AIM — All the data should be repeated exactly. Any image in it is left out.

STORED RECORDS —
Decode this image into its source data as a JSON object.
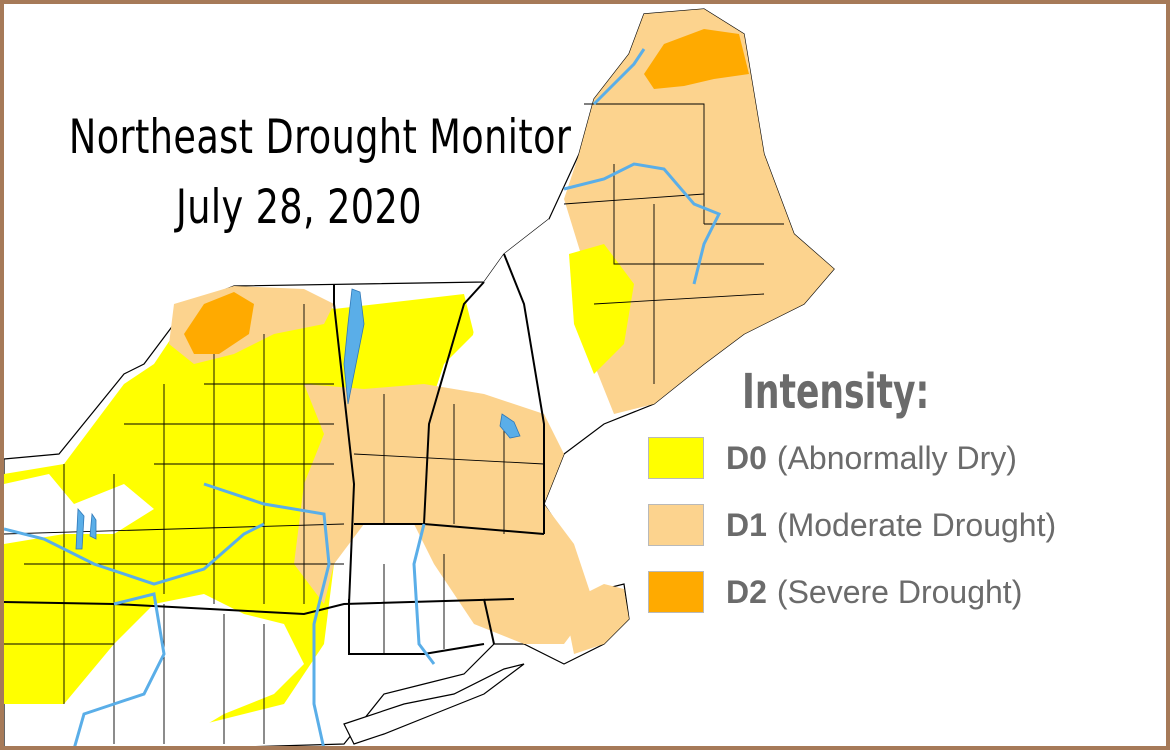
{
  "title": {
    "line1": "Northeast Drought Monitor",
    "line2": "July 28, 2020"
  },
  "legend": {
    "title": "Intensity:",
    "items": [
      {
        "code": "D0",
        "label": "(Abnormally Dry)",
        "color": "#ffff00"
      },
      {
        "code": "D1",
        "label": "(Moderate Drought)",
        "color": "#fcd38e"
      },
      {
        "code": "D2",
        "label": "(Severe Drought)",
        "color": "#ffaa00"
      }
    ]
  },
  "colors": {
    "frame": "#a67a58",
    "none": "#ffffff",
    "water": "#5aaee8",
    "county_lines": "#000000"
  }
}
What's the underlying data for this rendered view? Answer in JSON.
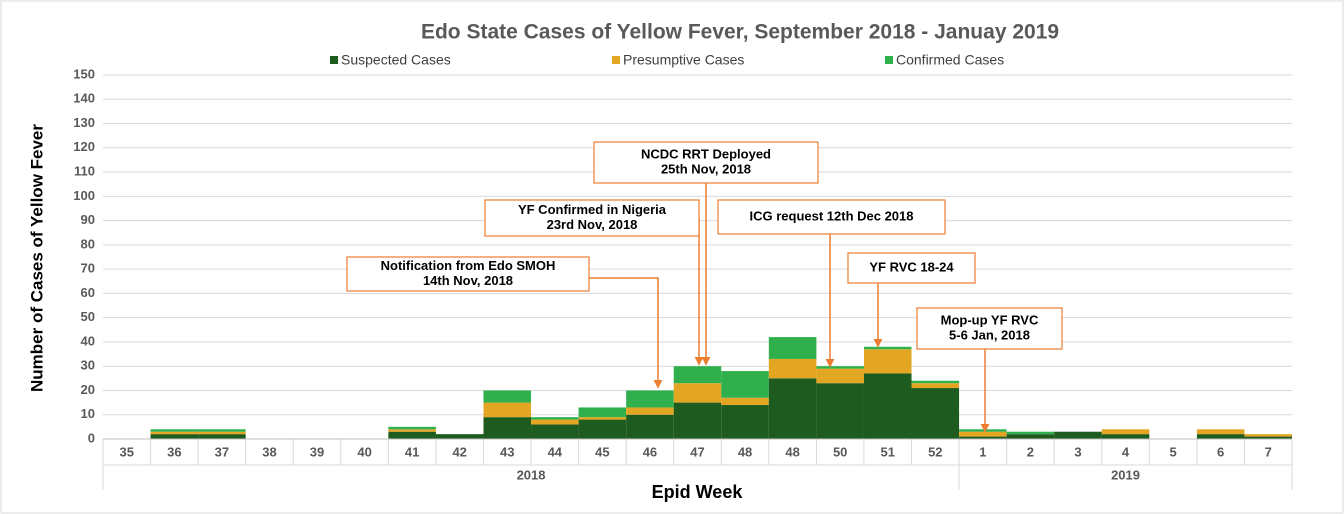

SOLUTION FOR THIS PROBLEM —
Decode this image into its source data as a JSON object.
{
  "title": {
    "line1": "Northeast Drought Monitor",
    "line2": "July 28, 2020"
  },
  "legend": {
    "title": "Intensity:",
    "items": [
      {
        "code": "D0",
        "label": "(Abnormally Dry)",
        "color": "#ffff00"
      },
      {
        "code": "D1",
        "label": "(Moderate Drought)",
        "color": "#fcd38e"
      },
      {
        "code": "D2",
        "label": "(Severe Drought)",
        "color": "#ffaa00"
      }
    ]
  },
  "colors": {
    "frame": "#a67a58",
    "none": "#ffffff",
    "water": "#5aaee8",
    "county_lines": "#000000"
  }
}
What's the underlying data for this rendered view? Answer in JSON.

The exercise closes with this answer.